# Instructions to follow:
Identify every line containing the word "Bibila" and reproduce each one.

(Dataset items)
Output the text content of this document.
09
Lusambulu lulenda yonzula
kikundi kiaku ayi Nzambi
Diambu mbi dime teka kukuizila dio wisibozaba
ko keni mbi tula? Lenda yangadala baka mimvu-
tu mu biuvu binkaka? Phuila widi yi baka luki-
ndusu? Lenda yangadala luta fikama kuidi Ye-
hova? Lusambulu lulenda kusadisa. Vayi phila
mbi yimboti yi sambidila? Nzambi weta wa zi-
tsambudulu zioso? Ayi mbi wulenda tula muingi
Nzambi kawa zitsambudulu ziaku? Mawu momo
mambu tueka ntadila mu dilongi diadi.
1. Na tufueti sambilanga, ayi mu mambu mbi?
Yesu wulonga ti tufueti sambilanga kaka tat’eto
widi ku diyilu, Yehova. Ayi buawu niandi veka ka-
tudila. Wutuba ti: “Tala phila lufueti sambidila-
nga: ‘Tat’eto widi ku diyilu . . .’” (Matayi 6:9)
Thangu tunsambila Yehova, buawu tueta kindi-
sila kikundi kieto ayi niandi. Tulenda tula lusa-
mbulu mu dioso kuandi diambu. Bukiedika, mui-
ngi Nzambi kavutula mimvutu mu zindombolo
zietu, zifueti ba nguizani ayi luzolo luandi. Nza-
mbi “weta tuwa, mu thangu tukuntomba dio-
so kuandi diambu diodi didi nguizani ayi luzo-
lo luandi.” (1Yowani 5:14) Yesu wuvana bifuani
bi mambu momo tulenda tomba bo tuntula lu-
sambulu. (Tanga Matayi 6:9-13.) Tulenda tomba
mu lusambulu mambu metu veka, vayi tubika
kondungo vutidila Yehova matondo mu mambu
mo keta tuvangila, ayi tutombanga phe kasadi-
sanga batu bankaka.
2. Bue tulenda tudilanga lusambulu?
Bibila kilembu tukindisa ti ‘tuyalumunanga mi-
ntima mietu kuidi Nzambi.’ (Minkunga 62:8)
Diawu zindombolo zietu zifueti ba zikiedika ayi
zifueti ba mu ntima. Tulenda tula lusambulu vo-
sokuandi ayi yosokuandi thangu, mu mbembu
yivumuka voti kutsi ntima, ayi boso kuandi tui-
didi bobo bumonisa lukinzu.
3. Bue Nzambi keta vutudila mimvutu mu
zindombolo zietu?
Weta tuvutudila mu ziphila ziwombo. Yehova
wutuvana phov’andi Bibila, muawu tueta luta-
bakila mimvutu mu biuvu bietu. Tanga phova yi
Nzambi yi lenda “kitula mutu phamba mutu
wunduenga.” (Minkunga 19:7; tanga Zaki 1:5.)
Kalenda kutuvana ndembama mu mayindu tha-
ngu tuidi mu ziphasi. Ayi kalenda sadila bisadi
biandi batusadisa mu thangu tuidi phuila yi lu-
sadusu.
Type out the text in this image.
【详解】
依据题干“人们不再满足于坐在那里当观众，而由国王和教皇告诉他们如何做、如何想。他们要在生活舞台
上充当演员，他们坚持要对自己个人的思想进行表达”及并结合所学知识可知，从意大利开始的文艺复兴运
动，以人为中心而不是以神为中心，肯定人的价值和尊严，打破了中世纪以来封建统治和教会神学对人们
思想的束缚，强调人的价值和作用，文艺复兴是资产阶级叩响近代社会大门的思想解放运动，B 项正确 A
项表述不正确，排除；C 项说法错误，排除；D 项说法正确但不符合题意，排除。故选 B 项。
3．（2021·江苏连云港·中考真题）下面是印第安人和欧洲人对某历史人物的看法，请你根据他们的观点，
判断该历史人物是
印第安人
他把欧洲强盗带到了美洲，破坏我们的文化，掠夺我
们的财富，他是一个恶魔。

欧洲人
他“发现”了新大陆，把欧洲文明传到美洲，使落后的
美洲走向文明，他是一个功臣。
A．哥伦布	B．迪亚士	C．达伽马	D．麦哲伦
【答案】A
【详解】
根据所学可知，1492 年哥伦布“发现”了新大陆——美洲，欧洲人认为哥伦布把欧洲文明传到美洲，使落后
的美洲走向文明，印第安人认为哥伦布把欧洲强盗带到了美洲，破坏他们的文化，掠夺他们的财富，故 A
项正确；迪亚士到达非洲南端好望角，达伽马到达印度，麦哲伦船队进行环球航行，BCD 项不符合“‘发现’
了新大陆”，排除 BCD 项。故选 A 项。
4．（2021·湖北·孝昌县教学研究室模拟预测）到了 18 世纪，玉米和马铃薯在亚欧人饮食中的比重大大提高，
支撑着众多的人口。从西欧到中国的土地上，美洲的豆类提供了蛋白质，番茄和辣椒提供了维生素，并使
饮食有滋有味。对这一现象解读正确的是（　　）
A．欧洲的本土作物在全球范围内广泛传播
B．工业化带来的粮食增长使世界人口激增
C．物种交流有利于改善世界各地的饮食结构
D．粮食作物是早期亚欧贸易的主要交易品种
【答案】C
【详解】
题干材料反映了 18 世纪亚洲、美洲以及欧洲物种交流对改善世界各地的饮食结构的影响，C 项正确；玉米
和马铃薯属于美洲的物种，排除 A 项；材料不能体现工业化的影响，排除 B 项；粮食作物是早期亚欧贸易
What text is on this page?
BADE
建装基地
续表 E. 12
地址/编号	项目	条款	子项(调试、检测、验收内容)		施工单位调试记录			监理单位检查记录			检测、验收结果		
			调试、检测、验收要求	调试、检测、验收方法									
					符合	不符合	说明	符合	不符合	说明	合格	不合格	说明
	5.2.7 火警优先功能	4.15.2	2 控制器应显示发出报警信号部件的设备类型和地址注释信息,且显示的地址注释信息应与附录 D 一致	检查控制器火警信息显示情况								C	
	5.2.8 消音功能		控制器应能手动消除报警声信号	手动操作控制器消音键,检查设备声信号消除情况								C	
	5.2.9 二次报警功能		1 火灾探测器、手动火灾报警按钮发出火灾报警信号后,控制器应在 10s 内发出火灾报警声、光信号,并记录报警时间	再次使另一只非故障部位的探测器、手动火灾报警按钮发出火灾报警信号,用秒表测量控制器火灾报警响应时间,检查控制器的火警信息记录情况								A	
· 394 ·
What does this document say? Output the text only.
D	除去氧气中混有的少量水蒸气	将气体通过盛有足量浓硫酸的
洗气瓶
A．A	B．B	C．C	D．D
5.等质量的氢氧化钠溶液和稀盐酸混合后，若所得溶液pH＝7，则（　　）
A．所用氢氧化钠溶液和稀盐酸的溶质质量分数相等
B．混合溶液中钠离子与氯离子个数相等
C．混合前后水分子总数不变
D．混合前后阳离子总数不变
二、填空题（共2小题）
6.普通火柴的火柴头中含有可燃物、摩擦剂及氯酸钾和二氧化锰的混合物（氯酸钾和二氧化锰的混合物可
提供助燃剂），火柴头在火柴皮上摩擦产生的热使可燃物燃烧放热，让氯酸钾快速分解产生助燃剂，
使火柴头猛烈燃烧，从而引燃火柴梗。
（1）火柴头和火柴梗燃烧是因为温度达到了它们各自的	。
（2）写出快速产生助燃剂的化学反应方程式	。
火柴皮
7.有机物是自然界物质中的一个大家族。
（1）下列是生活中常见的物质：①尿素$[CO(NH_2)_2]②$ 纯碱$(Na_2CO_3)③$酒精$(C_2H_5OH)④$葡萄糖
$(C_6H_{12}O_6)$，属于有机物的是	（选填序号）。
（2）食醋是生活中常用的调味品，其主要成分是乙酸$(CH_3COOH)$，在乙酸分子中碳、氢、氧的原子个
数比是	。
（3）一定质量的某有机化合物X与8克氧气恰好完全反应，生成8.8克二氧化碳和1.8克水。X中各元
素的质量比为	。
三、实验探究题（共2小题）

# Exercise output:
Bibila kilembu tukindisa ti ‘tuyalumunanga mi-
wutuvana phov’andi Bibila, muawu tueta luta-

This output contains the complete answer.